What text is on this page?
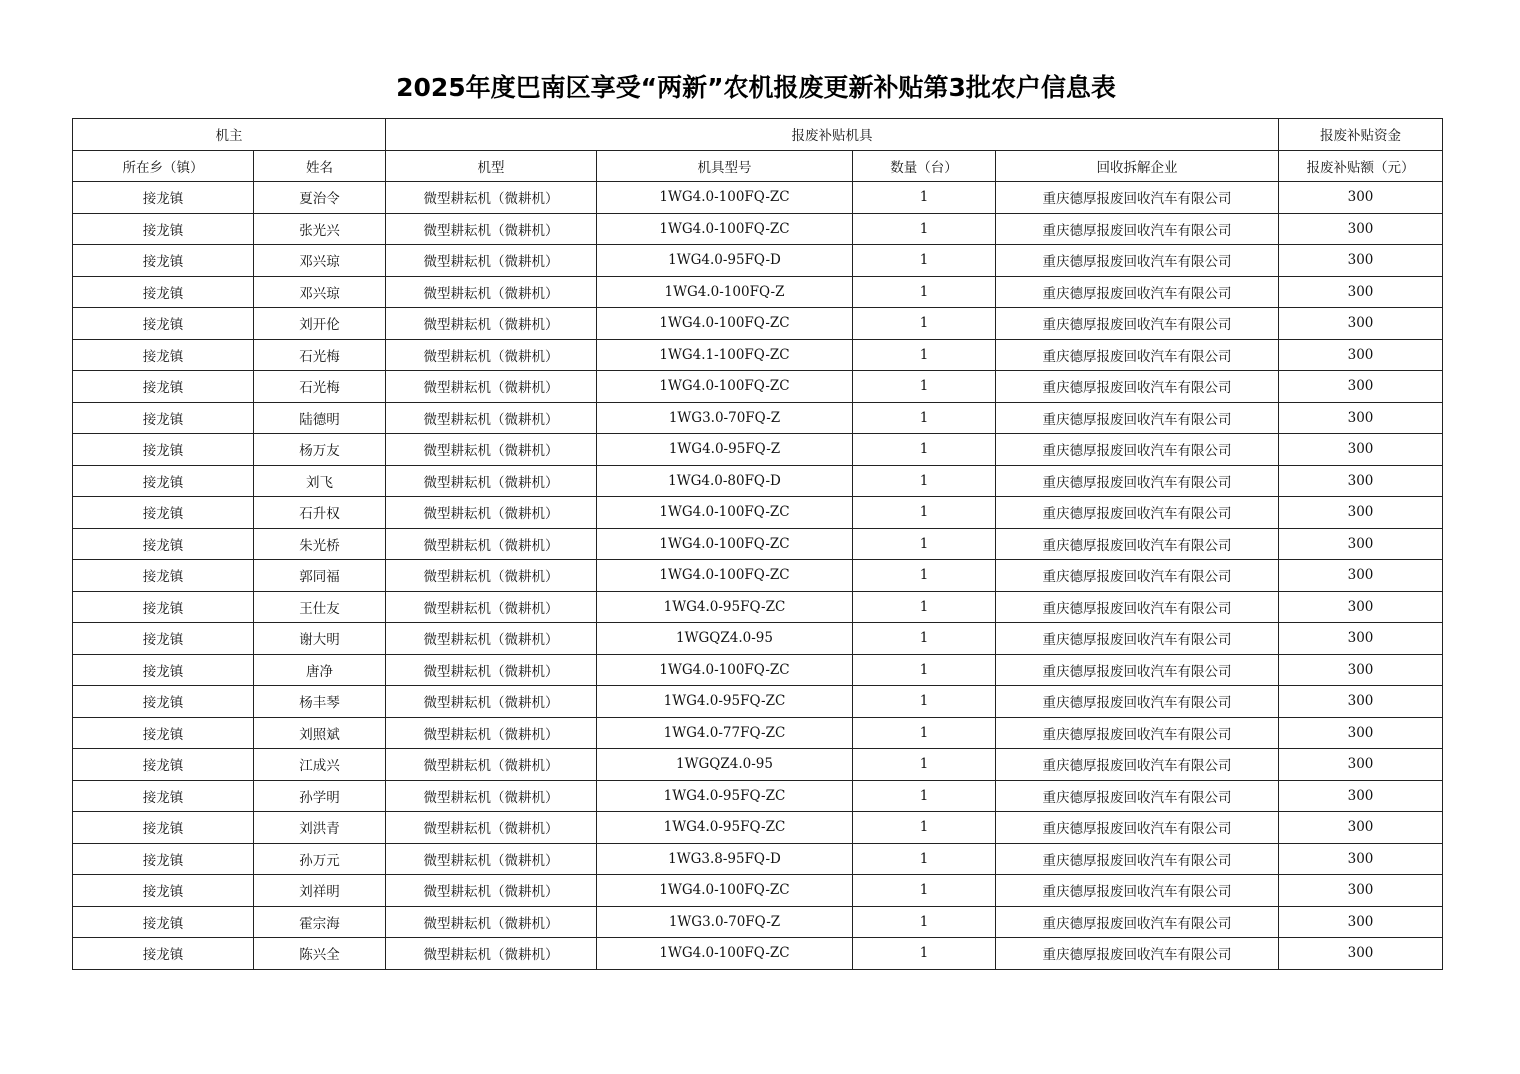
2025年度巴南区享受“两新”农机报废更新补贴第3批农户信息表
机主		报废补贴机具				报废补贴资金
所在乡（镇）	姓名	机型	机具型号	数量（台）	回收拆解企业	报废补贴额（元）
接龙镇	夏治令	微型耕耘机（微耕机）	1WG4.0-100FQ-ZC	1	重庆德厚报废回收汽车有限公司	300
接龙镇	张光兴	微型耕耘机（微耕机）	1WG4.0-100FQ-ZC	1	重庆德厚报废回收汽车有限公司	300
接龙镇	邓兴琼	微型耕耘机（微耕机）	1WG4.0-95FQ-D	1	重庆德厚报废回收汽车有限公司	300
接龙镇	邓兴琼	微型耕耘机（微耕机）	1WG4.0-100FQ-Z	1	重庆德厚报废回收汽车有限公司	300
接龙镇	刘开伦	微型耕耘机（微耕机）	1WG4.0-100FQ-ZC	1	重庆德厚报废回收汽车有限公司	300
接龙镇	石光梅	微型耕耘机（微耕机）	1WG4.1-100FQ-ZC	1	重庆德厚报废回收汽车有限公司	300
接龙镇	石光梅	微型耕耘机（微耕机）	1WG4.0-100FQ-ZC	1	重庆德厚报废回收汽车有限公司	300
接龙镇	陆德明	微型耕耘机（微耕机）	1WG3.0-70FQ-Z	1	重庆德厚报废回收汽车有限公司	300
接龙镇	杨万友	微型耕耘机（微耕机）	1WG4.0-95FQ-Z	1	重庆德厚报废回收汽车有限公司	300
接龙镇	刘飞	微型耕耘机（微耕机）	1WG4.0-80FQ-D	1	重庆德厚报废回收汽车有限公司	300
接龙镇	石升权	微型耕耘机（微耕机）	1WG4.0-100FQ-ZC	1	重庆德厚报废回收汽车有限公司	300
接龙镇	朱光桥	微型耕耘机（微耕机）	1WG4.0-100FQ-ZC	1	重庆德厚报废回收汽车有限公司	300
接龙镇	郭同福	微型耕耘机（微耕机）	1WG4.0-100FQ-ZC	1	重庆德厚报废回收汽车有限公司	300
接龙镇	王仕友	微型耕耘机（微耕机）	1WG4.0-95FQ-ZC	1	重庆德厚报废回收汽车有限公司	300
接龙镇	谢大明	微型耕耘机（微耕机）	1WGQZ4.0-95	1	重庆德厚报废回收汽车有限公司	300
接龙镇	唐净	微型耕耘机（微耕机）	1WG4.0-100FQ-ZC	1	重庆德厚报废回收汽车有限公司	300
接龙镇	杨丰琴	微型耕耘机（微耕机）	1WG4.0-95FQ-ZC	1	重庆德厚报废回收汽车有限公司	300
接龙镇	刘照斌	微型耕耘机（微耕机）	1WG4.0-77FQ-ZC	1	重庆德厚报废回收汽车有限公司	300
接龙镇	江成兴	微型耕耘机（微耕机）	1WGQZ4.0-95	1	重庆德厚报废回收汽车有限公司	300
接龙镇	孙学明	微型耕耘机（微耕机）	1WG4.0-95FQ-ZC	1	重庆德厚报废回收汽车有限公司	300
接龙镇	刘洪青	微型耕耘机（微耕机）	1WG4.0-95FQ-ZC	1	重庆德厚报废回收汽车有限公司	300
接龙镇	孙万元	微型耕耘机（微耕机）	1WG3.8-95FQ-D	1	重庆德厚报废回收汽车有限公司	300
接龙镇	刘祥明	微型耕耘机（微耕机）	1WG4.0-100FQ-ZC	1	重庆德厚报废回收汽车有限公司	300
接龙镇	霍宗海	微型耕耘机（微耕机）	1WG3.0-70FQ-Z	1	重庆德厚报废回收汽车有限公司	300
接龙镇	陈兴全	微型耕耘机（微耕机）	1WG4.0-100FQ-ZC	1	重庆德厚报废回收汽车有限公司	300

+---+

> _WORK TO COMPLETE_
Leave the pictures out and write out every entry exactly as given.

> _RESULT_
What text is on this page?
2025年度巴南区享受“两新”农机报废更新补贴第3批农户信息表
机主		报废补贴机具				报废补贴资金
所在乡（镇）	姓名	机型	机具型号	数量（台）	回收拆解企业	报废补贴额（元）
接龙镇	夏治令	微型耕耘机（微耕机）	1WG4.0-100FQ-ZC	1	重庆德厚报废回收汽车有限公司	300
接龙镇	张光兴	微型耕耘机（微耕机）	1WG4.0-100FQ-ZC	1	重庆德厚报废回收汽车有限公司	300
接龙镇	邓兴琼	微型耕耘机（微耕机）	1WG4.0-95FQ-D	1	重庆德厚报废回收汽车有限公司	300
接龙镇	邓兴琼	微型耕耘机（微耕机）	1WG4.0-100FQ-Z	1	重庆德厚报废回收汽车有限公司	300
接龙镇	刘开伦	微型耕耘机（微耕机）	1WG4.0-100FQ-ZC	1	重庆德厚报废回收汽车有限公司	300
接龙镇	石光梅	微型耕耘机（微耕机）	1WG4.1-100FQ-ZC	1	重庆德厚报废回收汽车有限公司	300
接龙镇	石光梅	微型耕耘机（微耕机）	1WG4.0-100FQ-ZC	1	重庆德厚报废回收汽车有限公司	300
接龙镇	陆德明	微型耕耘机（微耕机）	1WG3.0-70FQ-Z	1	重庆德厚报废回收汽车有限公司	300
接龙镇	杨万友	微型耕耘机（微耕机）	1WG4.0-95FQ-Z	1	重庆德厚报废回收汽车有限公司	300
接龙镇	刘飞	微型耕耘机（微耕机）	1WG4.0-80FQ-D	1	重庆德厚报废回收汽车有限公司	300
接龙镇	石升权	微型耕耘机（微耕机）	1WG4.0-100FQ-ZC	1	重庆德厚报废回收汽车有限公司	300
接龙镇	朱光桥	微型耕耘机（微耕机）	1WG4.0-100FQ-ZC	1	重庆德厚报废回收汽车有限公司	300
接龙镇	郭同福	微型耕耘机（微耕机）	1WG4.0-100FQ-ZC	1	重庆德厚报废回收汽车有限公司	300
接龙镇	王仕友	微型耕耘机（微耕机）	1WG4.0-95FQ-ZC	1	重庆德厚报废回收汽车有限公司	300
接龙镇	谢大明	微型耕耘机（微耕机）	1WGQZ4.0-95	1	重庆德厚报废回收汽车有限公司	300
接龙镇	唐净	微型耕耘机（微耕机）	1WG4.0-100FQ-ZC	1	重庆德厚报废回收汽车有限公司	300
接龙镇	杨丰琴	微型耕耘机（微耕机）	1WG4.0-95FQ-ZC	1	重庆德厚报废回收汽车有限公司	300
接龙镇	刘照斌	微型耕耘机（微耕机）	1WG4.0-77FQ-ZC	1	重庆德厚报废回收汽车有限公司	300
接龙镇	江成兴	微型耕耘机（微耕机）	1WGQZ4.0-95	1	重庆德厚报废回收汽车有限公司	300
接龙镇	孙学明	微型耕耘机（微耕机）	1WG4.0-95FQ-ZC	1	重庆德厚报废回收汽车有限公司	300
接龙镇	刘洪青	微型耕耘机（微耕机）	1WG4.0-95FQ-ZC	1	重庆德厚报废回收汽车有限公司	300
接龙镇	孙万元	微型耕耘机（微耕机）	1WG3.8-95FQ-D	1	重庆德厚报废回收汽车有限公司	300
接龙镇	刘祥明	微型耕耘机（微耕机）	1WG4.0-100FQ-ZC	1	重庆德厚报废回收汽车有限公司	300
接龙镇	霍宗海	微型耕耘机（微耕机）	1WG3.0-70FQ-Z	1	重庆德厚报废回收汽车有限公司	300
接龙镇	陈兴全	微型耕耘机（微耕机）	1WG4.0-100FQ-ZC	1	重庆德厚报废回收汽车有限公司	300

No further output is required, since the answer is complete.